WORK TO BE COMPLETED => Leave out the pictures and copy each record below exactly.

RECORDS SHOWN =>
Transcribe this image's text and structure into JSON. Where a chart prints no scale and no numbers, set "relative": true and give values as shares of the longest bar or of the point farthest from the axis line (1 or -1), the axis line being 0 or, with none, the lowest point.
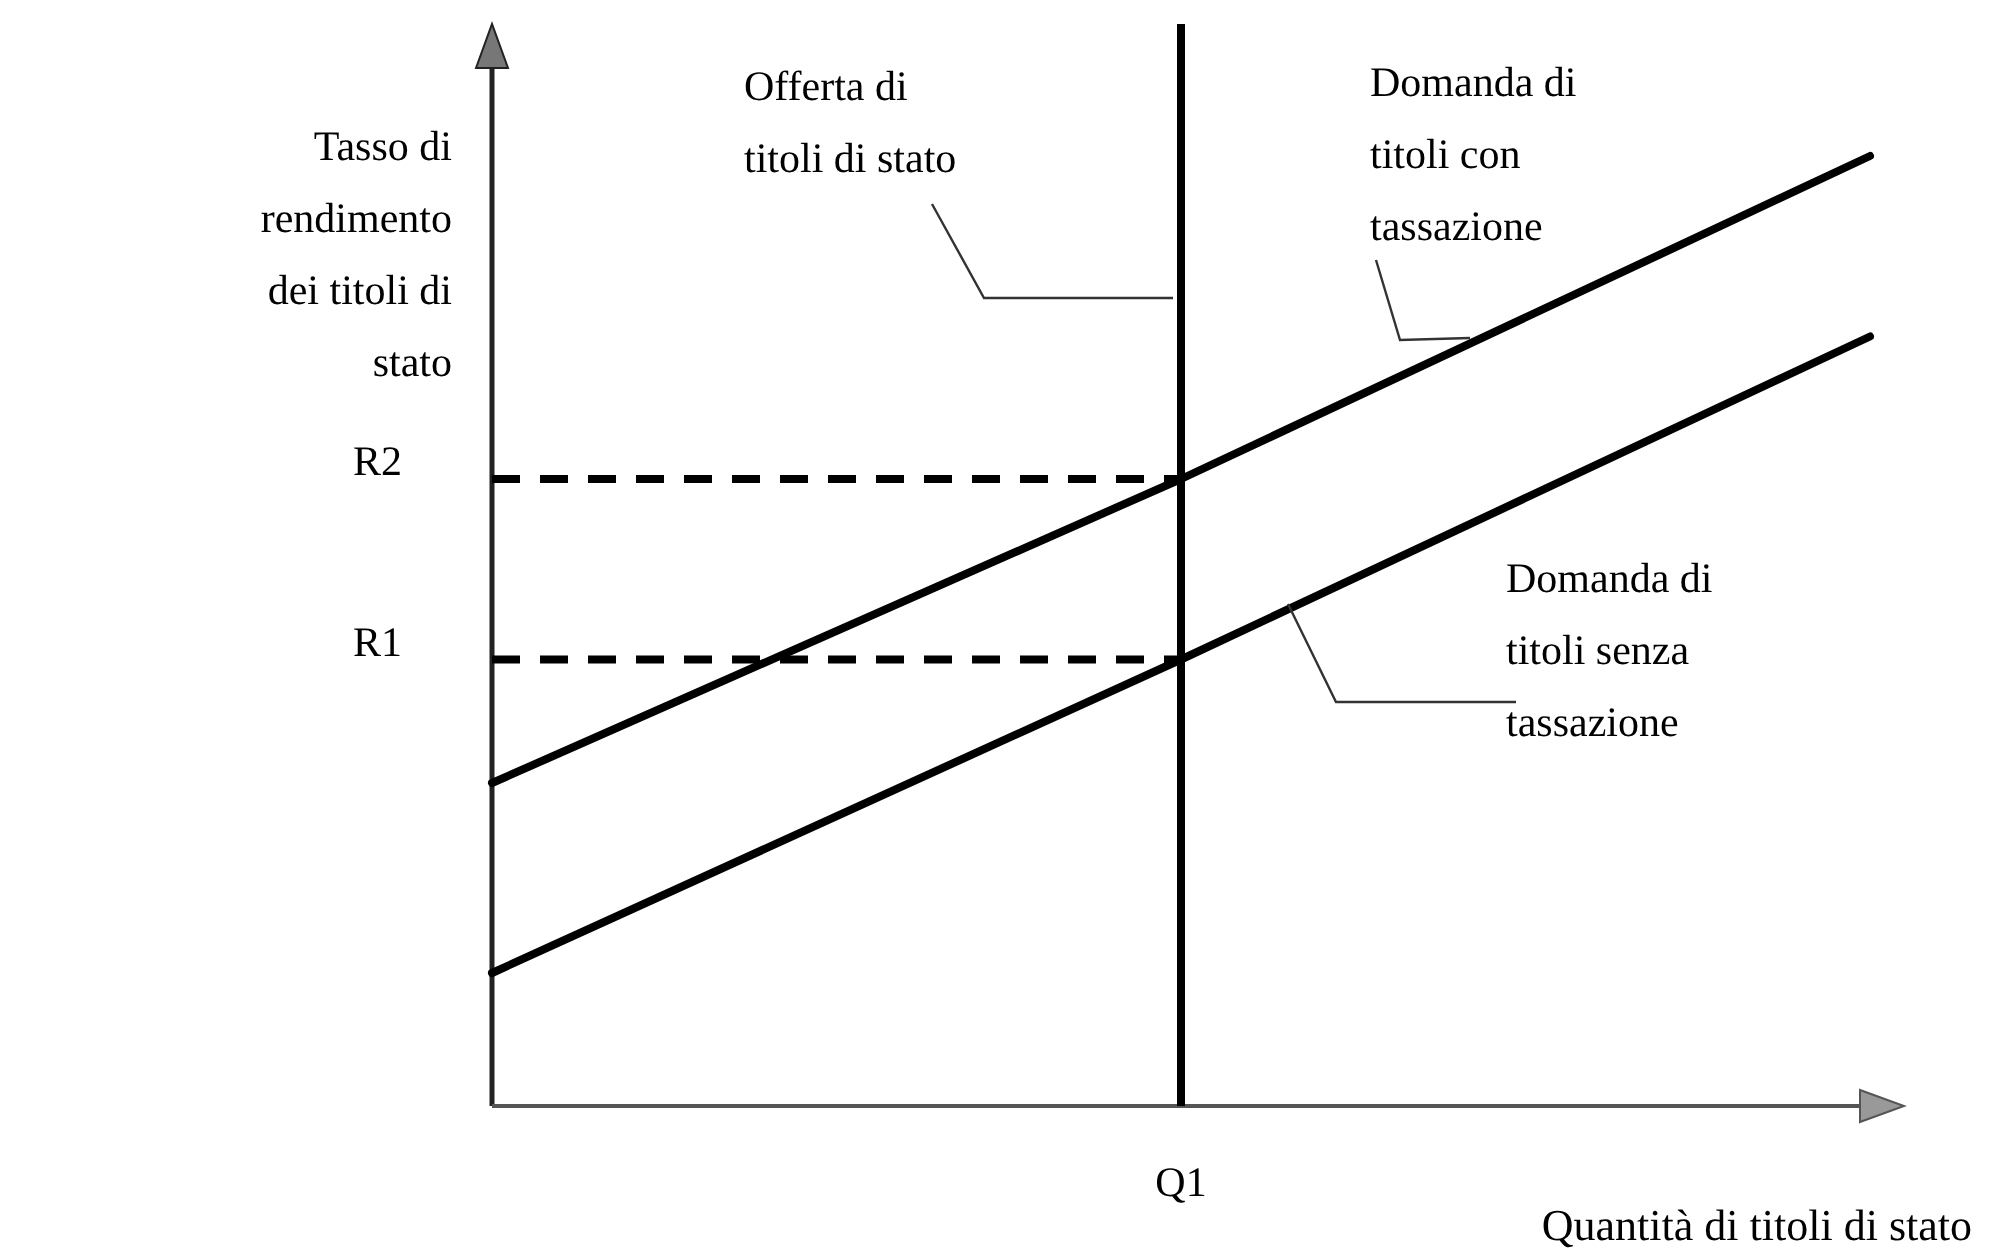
{
  "chart_data": {
    "type": "line",
    "relative": true,
    "xlabel": "Quantità di titoli di stato",
    "ylabel": "Tasso di rendimento dei titoli di stato",
    "categories": [
      null,
      null,
      null
    ],
    "series": [
      {
        "name": "Domanda di titoli con tassazione",
        "color": "#000000",
        "values": [
          0.34,
          0.66,
          1
        ]
      },
      {
        "name": "Domanda di titoli senza tassazione",
        "color": "#000000",
        "values": [
          0.14,
          0.47,
          0.81
        ]
      }
    ],
    "ref_lines": [
      {
        "axis": "x",
        "value": "Q1",
        "label": "Offerta di titoli di stato",
        "color": "#000000",
        "line_style": "solid"
      },
      {
        "axis": "y",
        "value": 0.66,
        "label": "R2",
        "color": "#000000",
        "line_style": "dashed"
      },
      {
        "axis": "y",
        "value": 0.47,
        "label": "R1",
        "color": "#000000",
        "line_style": "dashed"
      }
    ],
    "line_style": "solid",
    "marker": "none",
    "grid": false,
    "legend": false
  }
}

SOLUTION =>
Transcribe this image's text and structure into JSON. Where a chart prints no scale and no numbers, set "relative": true and give values as shares of the longest bar or of the point farthest from the axis line (1 or -1), the axis line being 0 or, with none, the lowest point.
{
  "chart_data": {
    "type": "line",
    "relative": true,
    "xlabel": "Quantità di titoli di stato",
    "ylabel": "Tasso di rendimento dei titoli di stato",
    "categories": [
      null,
      null,
      null
    ],
    "series": [
      {
        "name": "Domanda di titoli con tassazione",
        "color": "#000000",
        "values": [
          0.34,
          0.66,
          1
        ]
      },
      {
        "name": "Domanda di titoli senza tassazione",
        "color": "#000000",
        "values": [
          0.14,
          0.47,
          0.81
        ]
      }
    ],
    "ref_lines": [
      {
        "axis": "x",
        "value": "Q1",
        "label": "Offerta di titoli di stato",
        "color": "#000000",
        "line_style": "solid"
      },
      {
        "axis": "y",
        "value": 0.66,
        "label": "R2",
        "color": "#000000",
        "line_style": "dashed"
      },
      {
        "axis": "y",
        "value": 0.47,
        "label": "R1",
        "color": "#000000",
        "line_style": "dashed"
      }
    ],
    "line_style": "solid",
    "marker": "none",
    "grid": false,
    "legend": false
  }
}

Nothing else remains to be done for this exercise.